PROMPT
Reproduce every item below word for word and line for line, leaving out the pictures.

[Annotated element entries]
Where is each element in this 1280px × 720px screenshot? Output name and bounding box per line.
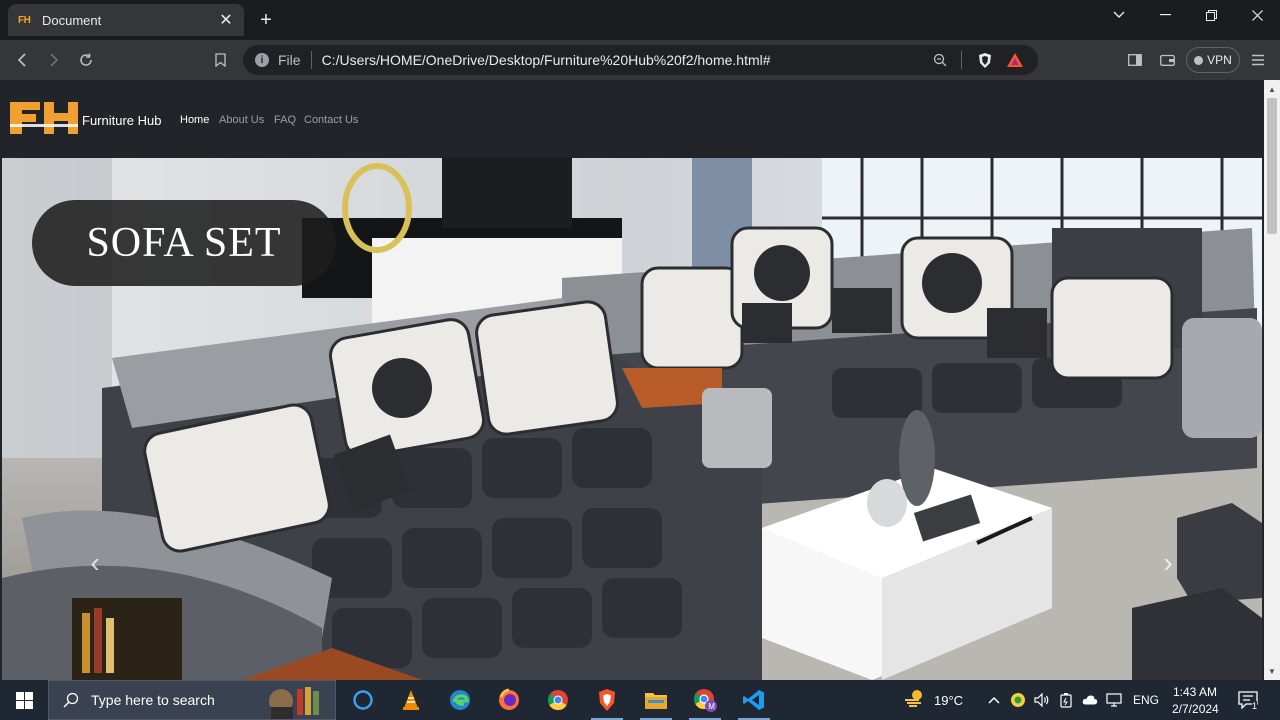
taskbar-search-box[interactable]: Type here to search <box>48 680 336 720</box>
windows-taskbar: Type here to search M 19°C ENG 1:43 AM 2… <box>0 680 1280 720</box>
scroll-down-icon[interactable]: ▼ <box>1264 664 1280 678</box>
reload-icon[interactable] <box>73 48 99 72</box>
close-window-button[interactable] <box>1234 0 1280 30</box>
windows-logo-icon <box>15 691 33 709</box>
address-bar[interactable]: i File C:/Users/HOME/OneDrive/Desktop/Fu… <box>243 45 1038 75</box>
vlc-icon[interactable] <box>387 680 435 720</box>
page-scrollbar[interactable]: ▲ ▼ <box>1264 80 1280 680</box>
brand-name[interactable]: Furniture Hub <box>82 113 161 128</box>
start-button[interactable] <box>0 680 48 720</box>
show-hidden-icons-chevron-icon[interactable] <box>986 692 1002 708</box>
tab-close-icon[interactable]: ✕ <box>218 10 234 30</box>
svg-text:M: M <box>708 702 715 711</box>
tab-search-chevron-icon[interactable] <box>1096 0 1142 30</box>
brave-rewards-icon[interactable] <box>1004 49 1026 71</box>
wallet-icon[interactable] <box>1154 48 1180 72</box>
cortana-icon[interactable] <box>339 680 387 720</box>
url-scheme: File <box>278 52 301 68</box>
tab-favicon: FH <box>18 14 31 26</box>
vpn-status-icon <box>1194 55 1204 65</box>
scroll-thumb[interactable] <box>1267 98 1277 234</box>
firefox-icon[interactable] <box>485 680 533 720</box>
search-placeholder: Type here to search <box>91 692 215 708</box>
battery-icon[interactable] <box>1058 692 1074 708</box>
vpn-label: VPN <box>1207 53 1232 67</box>
tab-title: Document <box>42 12 102 28</box>
brave-shields-icon[interactable] <box>974 49 996 71</box>
notification-count-badge: 1 <box>1252 701 1258 711</box>
furniture-hub-logo[interactable] <box>8 100 80 136</box>
url-divider <box>961 51 962 69</box>
nav-link-home[interactable]: Home <box>180 114 209 126</box>
menu-icon[interactable] <box>1245 48 1271 72</box>
search-icon <box>63 692 79 708</box>
url-divider <box>310 51 312 69</box>
file-explorer-icon[interactable] <box>632 680 680 720</box>
sidebar-icon[interactable] <box>1122 48 1148 72</box>
nav-link-contact[interactable]: Contact Us <box>304 114 358 126</box>
web-page: Furniture Hub Home About Us FAQ Contact … <box>0 80 1264 680</box>
network-icon[interactable] <box>1106 692 1122 708</box>
hero-title: SOFA SET <box>86 220 282 266</box>
new-tab-button[interactable]: + <box>256 8 276 32</box>
url-text[interactable]: C:/Users/HOME/OneDrive/Desktop/Furniture… <box>322 52 921 68</box>
browser-titlebar: FH Document ✕ + <box>0 0 1280 40</box>
weather-icon[interactable] <box>903 690 925 707</box>
brave-taskbar-icon[interactable] <box>583 680 631 720</box>
nav-link-faq[interactable]: FAQ <box>274 114 296 126</box>
input-language[interactable]: ENG <box>1133 693 1159 707</box>
carousel-prev-icon[interactable]: ‹ <box>80 547 110 578</box>
browser-tab[interactable]: FH Document ✕ <box>8 4 244 36</box>
zoom-icon[interactable] <box>929 49 951 71</box>
edge-icon[interactable] <box>436 680 484 720</box>
hero-carousel: SOFA SET ‹ › <box>2 158 1262 680</box>
vscode-icon[interactable] <box>730 680 778 720</box>
forward-icon[interactable] <box>41 48 67 72</box>
clock-date[interactable]: 2/7/2024 <box>1172 702 1219 716</box>
nav-link-about[interactable]: About Us <box>219 114 264 126</box>
bookmark-icon[interactable] <box>207 48 233 72</box>
volume-icon[interactable] <box>1034 692 1050 708</box>
weather-temperature[interactable]: 19°C <box>934 693 963 708</box>
hero-title-badge: SOFA SET <box>32 200 336 286</box>
site-navbar: Furniture Hub Home About Us FAQ Contact … <box>0 80 1264 158</box>
vpn-button[interactable]: VPN <box>1186 47 1240 73</box>
restore-button[interactable] <box>1188 0 1234 30</box>
search-highlight-illustration <box>269 687 319 719</box>
onedrive-icon[interactable] <box>1082 692 1098 708</box>
app-tray-icon[interactable] <box>1010 692 1026 708</box>
minimize-button[interactable] <box>1142 0 1188 30</box>
clock-time[interactable]: 1:43 AM <box>1173 685 1217 699</box>
chrome-profile-icon[interactable]: M <box>681 680 729 720</box>
carousel-next-icon[interactable]: › <box>1153 547 1183 578</box>
chrome-icon[interactable] <box>534 680 582 720</box>
site-info-icon[interactable]: i <box>255 53 269 67</box>
scroll-up-icon[interactable]: ▲ <box>1264 82 1280 96</box>
back-icon[interactable] <box>9 48 35 72</box>
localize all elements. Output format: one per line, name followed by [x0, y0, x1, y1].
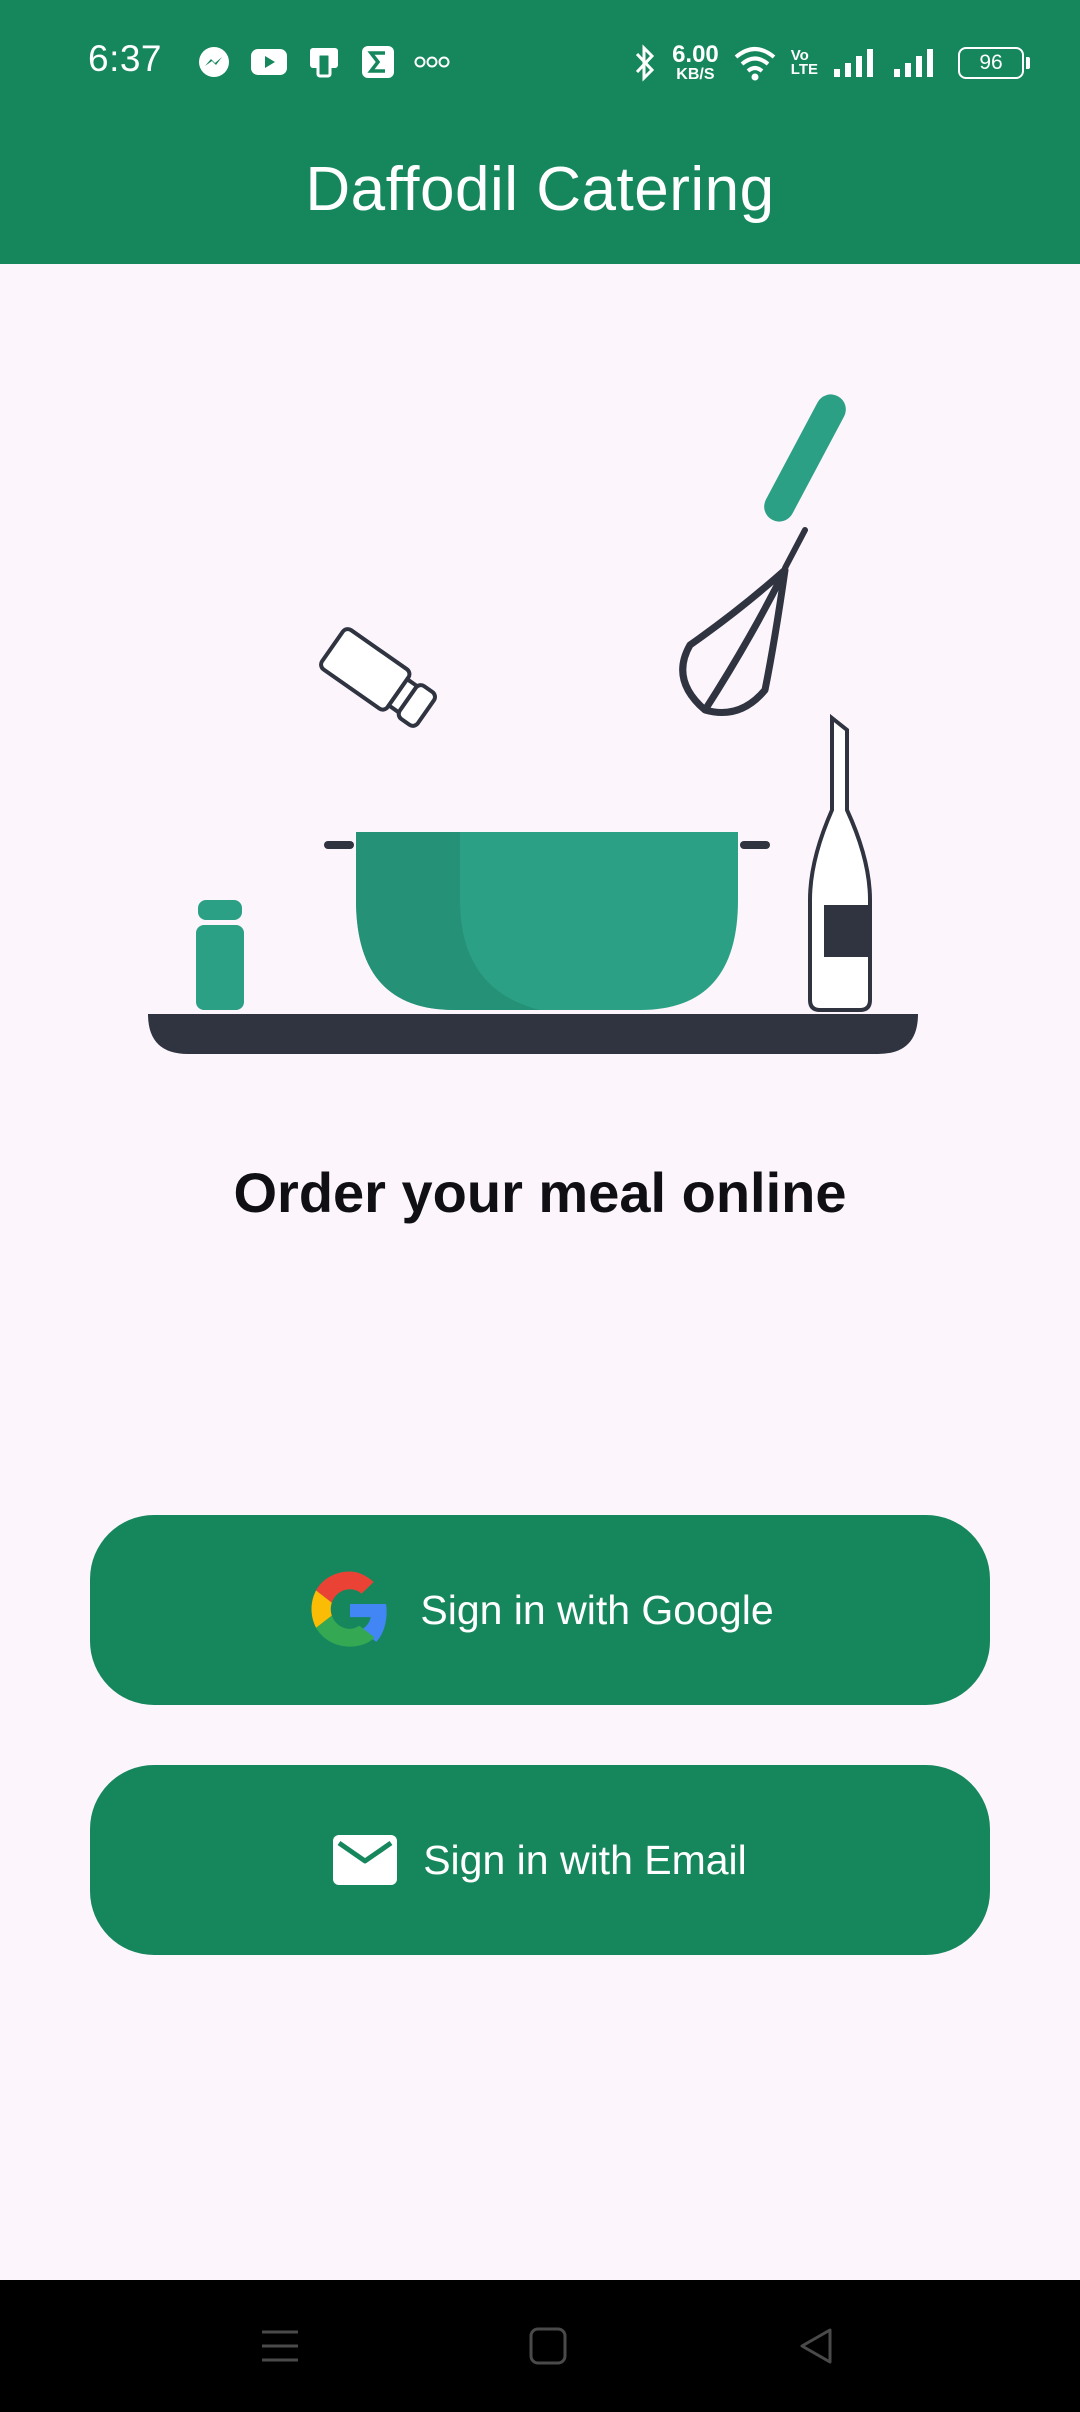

FINAL RESULT
Where is each element in this 1280px × 720px screenshot? Output name and bounding box per line.
taskbar-search-box[interactable]: Type here to search <box>48 680 336 720</box>
windows-taskbar: Type here to search M 19°C ENG 1:43 AM 2… <box>0 680 1280 720</box>
scroll-down-icon[interactable]: ▼ <box>1264 664 1280 678</box>
reload-icon[interactable] <box>73 48 99 72</box>
close-window-button[interactable] <box>1234 0 1280 30</box>
windows-logo-icon <box>15 691 33 709</box>
address-bar[interactable]: i File C:/Users/HOME/OneDrive/Desktop/Fu… <box>243 45 1038 75</box>
vlc-icon[interactable] <box>387 680 435 720</box>
page-scrollbar[interactable]: ▲ ▼ <box>1264 80 1280 680</box>
brand-name[interactable]: Furniture Hub <box>82 113 161 128</box>
start-button[interactable] <box>0 680 48 720</box>
show-hidden-icons-chevron-icon[interactable] <box>986 692 1002 708</box>
tab-close-icon[interactable]: ✕ <box>218 10 234 30</box>
svg-text:M: M <box>708 702 715 711</box>
tab-search-chevron-icon[interactable] <box>1096 0 1142 30</box>
brave-rewards-icon[interactable] <box>1004 49 1026 71</box>
wallet-icon[interactable] <box>1154 48 1180 72</box>
cortana-icon[interactable] <box>339 680 387 720</box>
url-scheme: File <box>278 52 301 68</box>
tab-favicon: FH <box>18 14 31 26</box>
vpn-status-icon <box>1194 55 1204 65</box>
scroll-thumb[interactable] <box>1267 98 1277 234</box>
firefox-icon[interactable] <box>485 680 533 720</box>
search-placeholder: Type here to search <box>91 692 215 708</box>
battery-icon[interactable] <box>1058 692 1074 708</box>
vpn-label: VPN <box>1207 53 1232 67</box>
tab-title: Document <box>42 12 102 28</box>
brave-shields-icon[interactable] <box>974 49 996 71</box>
notification-count-badge: 1 <box>1252 701 1258 711</box>
furniture-hub-logo[interactable] <box>8 100 80 136</box>
url-divider <box>961 51 962 69</box>
nav-link-home[interactable]: Home <box>180 114 209 126</box>
menu-icon[interactable] <box>1245 48 1271 72</box>
search-icon <box>63 692 79 708</box>
url-divider <box>310 51 312 69</box>
file-explorer-icon[interactable] <box>632 680 680 720</box>
sidebar-icon[interactable] <box>1122 48 1148 72</box>
nav-link-contact[interactable]: Contact Us <box>304 114 358 126</box>
web-page: Furniture Hub Home About Us FAQ Contact … <box>0 80 1264 680</box>
network-icon[interactable] <box>1106 692 1122 708</box>
hero-title: SOFA SET <box>86 220 282 266</box>
new-tab-button[interactable]: + <box>256 8 276 32</box>
url-text[interactable]: C:/Users/HOME/OneDrive/Desktop/Furniture… <box>322 52 921 68</box>
browser-titlebar: FH Document ✕ + <box>0 0 1280 40</box>
weather-icon[interactable] <box>903 690 925 707</box>
brave-taskbar-icon[interactable] <box>583 680 631 720</box>
nav-link-faq[interactable]: FAQ <box>274 114 296 126</box>
input-language[interactable]: ENG <box>1133 693 1159 707</box>
carousel-prev-icon[interactable]: ‹ <box>80 547 110 578</box>
browser-tab[interactable]: FH Document ✕ <box>8 4 244 36</box>
zoom-icon[interactable] <box>929 49 951 71</box>
edge-icon[interactable] <box>436 680 484 720</box>
hero-carousel: SOFA SET ‹ › <box>2 158 1262 680</box>
vscode-icon[interactable] <box>730 680 778 720</box>
forward-icon[interactable] <box>41 48 67 72</box>
clock-date[interactable]: 2/7/2024 <box>1172 702 1219 716</box>
nav-link-about[interactable]: About Us <box>219 114 264 126</box>
bookmark-icon[interactable] <box>207 48 233 72</box>
volume-icon[interactable] <box>1034 692 1050 708</box>
weather-temperature[interactable]: 19°C <box>934 693 963 708</box>
hero-title-badge: SOFA SET <box>32 200 336 286</box>
site-navbar: Furniture Hub Home About Us FAQ Contact … <box>0 80 1264 158</box>
vpn-button[interactable]: VPN <box>1186 47 1240 73</box>
restore-button[interactable] <box>1188 0 1234 30</box>
search-highlight-illustration <box>269 687 319 719</box>
onedrive-icon[interactable] <box>1082 692 1098 708</box>
app-tray-icon[interactable] <box>1010 692 1026 708</box>
minimize-button[interactable] <box>1142 0 1188 30</box>
clock-time[interactable]: 1:43 AM <box>1173 685 1217 699</box>
chrome-profile-icon[interactable]: M <box>681 680 729 720</box>
carousel-next-icon[interactable]: › <box>1153 547 1183 578</box>
chrome-icon[interactable] <box>534 680 582 720</box>
site-info-icon[interactable]: i <box>255 53 269 67</box>
scroll-up-icon[interactable]: ▲ <box>1264 82 1280 96</box>
back-icon[interactable] <box>9 48 35 72</box>
localize all elements. Output format: one per line, name followed by [x0, y0, x1, y1].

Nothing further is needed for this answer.